#### DATASET RECORDS
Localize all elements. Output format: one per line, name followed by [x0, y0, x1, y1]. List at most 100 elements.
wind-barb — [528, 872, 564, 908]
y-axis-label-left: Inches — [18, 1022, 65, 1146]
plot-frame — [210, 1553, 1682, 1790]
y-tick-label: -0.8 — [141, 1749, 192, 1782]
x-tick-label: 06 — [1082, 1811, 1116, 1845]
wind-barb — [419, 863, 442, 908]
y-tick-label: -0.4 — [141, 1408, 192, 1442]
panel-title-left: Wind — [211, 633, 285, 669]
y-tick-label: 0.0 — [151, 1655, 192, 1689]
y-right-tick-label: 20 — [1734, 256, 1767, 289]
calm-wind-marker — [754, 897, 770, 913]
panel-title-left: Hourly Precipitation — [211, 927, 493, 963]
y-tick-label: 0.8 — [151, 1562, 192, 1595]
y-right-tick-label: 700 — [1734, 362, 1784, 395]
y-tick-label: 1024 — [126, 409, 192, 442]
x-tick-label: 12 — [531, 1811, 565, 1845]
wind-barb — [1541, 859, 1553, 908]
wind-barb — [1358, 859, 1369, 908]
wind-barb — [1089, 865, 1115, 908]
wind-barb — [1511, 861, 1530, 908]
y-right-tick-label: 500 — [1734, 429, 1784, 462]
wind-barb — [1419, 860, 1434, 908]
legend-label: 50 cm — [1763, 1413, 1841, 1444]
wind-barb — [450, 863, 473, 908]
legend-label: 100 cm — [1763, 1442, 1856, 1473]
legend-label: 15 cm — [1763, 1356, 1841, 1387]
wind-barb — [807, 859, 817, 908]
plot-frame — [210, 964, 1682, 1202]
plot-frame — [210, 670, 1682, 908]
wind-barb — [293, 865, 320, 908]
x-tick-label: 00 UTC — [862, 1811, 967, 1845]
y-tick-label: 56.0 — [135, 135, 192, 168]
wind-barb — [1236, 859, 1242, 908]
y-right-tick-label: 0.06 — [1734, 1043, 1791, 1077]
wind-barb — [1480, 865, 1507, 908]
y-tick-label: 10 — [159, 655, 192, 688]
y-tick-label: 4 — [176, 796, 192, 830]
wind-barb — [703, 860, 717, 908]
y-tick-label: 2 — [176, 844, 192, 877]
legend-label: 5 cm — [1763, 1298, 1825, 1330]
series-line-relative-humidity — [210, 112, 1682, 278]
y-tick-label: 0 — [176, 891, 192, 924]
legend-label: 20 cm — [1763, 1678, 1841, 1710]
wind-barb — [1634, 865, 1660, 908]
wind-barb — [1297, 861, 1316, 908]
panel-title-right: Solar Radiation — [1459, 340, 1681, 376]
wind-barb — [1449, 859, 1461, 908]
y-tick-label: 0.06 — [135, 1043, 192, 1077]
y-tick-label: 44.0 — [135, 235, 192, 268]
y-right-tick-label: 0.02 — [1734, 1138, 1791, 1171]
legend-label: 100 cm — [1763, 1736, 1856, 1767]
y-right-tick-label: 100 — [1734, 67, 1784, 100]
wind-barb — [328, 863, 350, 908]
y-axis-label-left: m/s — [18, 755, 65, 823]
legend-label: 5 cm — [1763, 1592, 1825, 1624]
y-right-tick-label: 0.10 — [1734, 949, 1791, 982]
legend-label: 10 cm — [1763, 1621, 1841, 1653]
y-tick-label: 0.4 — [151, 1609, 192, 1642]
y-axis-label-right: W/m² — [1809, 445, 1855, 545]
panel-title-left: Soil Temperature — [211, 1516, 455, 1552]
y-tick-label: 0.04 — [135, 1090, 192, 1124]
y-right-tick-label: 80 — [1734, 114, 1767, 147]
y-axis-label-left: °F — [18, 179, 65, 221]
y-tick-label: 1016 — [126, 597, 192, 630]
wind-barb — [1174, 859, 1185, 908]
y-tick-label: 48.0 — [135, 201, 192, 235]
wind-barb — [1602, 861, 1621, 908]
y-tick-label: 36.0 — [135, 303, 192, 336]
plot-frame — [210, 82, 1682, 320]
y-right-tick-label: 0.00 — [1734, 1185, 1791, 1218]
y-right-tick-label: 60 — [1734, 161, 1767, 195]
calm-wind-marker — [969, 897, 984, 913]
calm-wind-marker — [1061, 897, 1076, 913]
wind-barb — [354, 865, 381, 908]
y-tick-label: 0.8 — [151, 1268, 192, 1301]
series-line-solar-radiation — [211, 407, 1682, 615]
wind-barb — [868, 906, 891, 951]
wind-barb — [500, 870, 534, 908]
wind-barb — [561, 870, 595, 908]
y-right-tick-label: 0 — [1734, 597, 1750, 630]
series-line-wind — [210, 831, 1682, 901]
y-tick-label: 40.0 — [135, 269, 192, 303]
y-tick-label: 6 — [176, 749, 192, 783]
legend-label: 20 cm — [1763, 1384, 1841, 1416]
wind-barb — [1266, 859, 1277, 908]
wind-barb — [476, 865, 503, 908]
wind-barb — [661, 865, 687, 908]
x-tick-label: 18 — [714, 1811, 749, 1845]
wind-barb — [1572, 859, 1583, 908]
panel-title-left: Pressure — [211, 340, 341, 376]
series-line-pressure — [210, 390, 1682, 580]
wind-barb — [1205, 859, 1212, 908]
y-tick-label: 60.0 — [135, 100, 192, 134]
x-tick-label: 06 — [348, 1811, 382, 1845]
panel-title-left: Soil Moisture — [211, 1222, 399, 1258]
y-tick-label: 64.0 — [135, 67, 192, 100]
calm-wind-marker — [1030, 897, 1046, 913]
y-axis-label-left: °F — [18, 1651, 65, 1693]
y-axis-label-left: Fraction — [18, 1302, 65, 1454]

#### EXERCISE
Copy the data above word for word, line by line.

#### RESULT BELOW
Localize all elements. Output format: one per line, name followed by [x0, y0, x1, y1]. List at most 100 elements.
wind-barb — [528, 872, 564, 908]
y-axis-label-left: Inches — [18, 1022, 65, 1146]
plot-frame — [210, 1553, 1682, 1790]
y-tick-label: -0.8 — [141, 1749, 192, 1782]
x-tick-label: 06 — [1082, 1811, 1116, 1845]
wind-barb — [419, 863, 442, 908]
y-tick-label: -0.4 — [141, 1408, 192, 1442]
panel-title-left: Wind — [211, 633, 285, 669]
y-tick-label: 0.0 — [151, 1655, 192, 1689]
y-right-tick-label: 20 — [1734, 256, 1767, 289]
calm-wind-marker — [754, 897, 770, 913]
panel-title-left: Hourly Precipitation — [211, 927, 493, 963]
y-tick-label: 0.8 — [151, 1562, 192, 1595]
y-right-tick-label: 700 — [1734, 362, 1784, 395]
y-tick-label: 1024 — [126, 409, 192, 442]
x-tick-label: 12 — [531, 1811, 565, 1845]
wind-barb — [1541, 859, 1553, 908]
wind-barb — [1358, 859, 1369, 908]
wind-barb — [1089, 865, 1115, 908]
wind-barb — [1511, 861, 1530, 908]
y-right-tick-label: 500 — [1734, 429, 1784, 462]
wind-barb — [1419, 860, 1434, 908]
legend-label: 50 cm — [1763, 1413, 1841, 1444]
wind-barb — [450, 863, 473, 908]
legend-label: 100 cm — [1763, 1442, 1856, 1473]
legend-label: 15 cm — [1763, 1356, 1841, 1387]
wind-barb — [807, 859, 817, 908]
plot-frame — [210, 964, 1682, 1202]
plot-frame — [210, 670, 1682, 908]
wind-barb — [293, 865, 320, 908]
x-tick-label: 00 UTC — [862, 1811, 967, 1845]
y-tick-label: 56.0 — [135, 135, 192, 168]
wind-barb — [1236, 859, 1242, 908]
y-right-tick-label: 0.06 — [1734, 1043, 1791, 1077]
wind-barb — [1480, 865, 1507, 908]
y-tick-label: 10 — [159, 655, 192, 688]
y-tick-label: 4 — [176, 796, 192, 830]
wind-barb — [703, 860, 717, 908]
y-tick-label: 2 — [176, 844, 192, 877]
legend-label: 5 cm — [1763, 1298, 1825, 1330]
series-line-relative-humidity — [210, 112, 1682, 278]
y-tick-label: 0 — [176, 891, 192, 924]
legend-label: 20 cm — [1763, 1678, 1841, 1710]
wind-barb — [1634, 865, 1660, 908]
wind-barb — [1297, 861, 1316, 908]
panel-title-right: Solar Radiation — [1459, 340, 1681, 376]
wind-barb — [1449, 859, 1461, 908]
y-tick-label: 0.06 — [135, 1043, 192, 1077]
y-tick-label: 44.0 — [135, 235, 192, 268]
y-right-tick-label: 0.02 — [1734, 1138, 1791, 1171]
legend-label: 100 cm — [1763, 1736, 1856, 1767]
y-right-tick-label: 100 — [1734, 67, 1784, 100]
wind-barb — [328, 863, 350, 908]
y-axis-label-left: m/s — [18, 755, 65, 823]
legend-label: 5 cm — [1763, 1592, 1825, 1624]
y-right-tick-label: 0.10 — [1734, 949, 1791, 982]
legend-label: 10 cm — [1763, 1621, 1841, 1653]
y-tick-label: 0.4 — [151, 1609, 192, 1642]
y-axis-label-right: W/m² — [1809, 445, 1855, 545]
panel-title-left: Soil Temperature — [211, 1516, 455, 1552]
y-tick-label: 0.04 — [135, 1090, 192, 1124]
y-right-tick-label: 80 — [1734, 114, 1767, 147]
y-axis-label-left: °F — [18, 179, 65, 221]
y-tick-label: 1016 — [126, 597, 192, 630]
wind-barb — [1174, 859, 1185, 908]
y-tick-label: 48.0 — [135, 201, 192, 235]
wind-barb — [1602, 861, 1621, 908]
y-tick-label: 36.0 — [135, 303, 192, 336]
plot-frame — [210, 82, 1682, 320]
y-right-tick-label: 0.00 — [1734, 1185, 1791, 1218]
y-right-tick-label: 60 — [1734, 161, 1767, 195]
calm-wind-marker — [969, 897, 984, 913]
calm-wind-marker — [1061, 897, 1076, 913]
wind-barb — [354, 865, 381, 908]
y-tick-label: 0.8 — [151, 1268, 192, 1301]
series-line-solar-radiation — [211, 407, 1682, 615]
wind-barb — [868, 906, 891, 951]
wind-barb — [500, 870, 534, 908]
wind-barb — [561, 870, 595, 908]
y-right-tick-label: 0 — [1734, 597, 1750, 630]
series-line-wind — [210, 831, 1682, 901]
y-tick-label: 40.0 — [135, 269, 192, 303]
y-tick-label: 6 — [176, 749, 192, 783]
legend-label: 20 cm — [1763, 1384, 1841, 1416]
wind-barb — [1266, 859, 1277, 908]
wind-barb — [476, 865, 503, 908]
wind-barb — [661, 865, 687, 908]
x-tick-label: 18 — [714, 1811, 749, 1845]
wind-barb — [1572, 859, 1583, 908]
panel-title-left: Pressure — [211, 340, 341, 376]
series-line-pressure — [210, 390, 1682, 580]
wind-barb — [1205, 859, 1212, 908]
y-tick-label: 60.0 — [135, 100, 192, 134]
x-tick-label: 06 — [348, 1811, 382, 1845]
panel-title-left: Soil Moisture — [211, 1222, 399, 1258]
y-tick-label: 64.0 — [135, 67, 192, 100]
calm-wind-marker — [1030, 897, 1046, 913]
y-axis-label-left: °F — [18, 1651, 65, 1693]
y-axis-label-left: Fraction — [18, 1302, 65, 1454]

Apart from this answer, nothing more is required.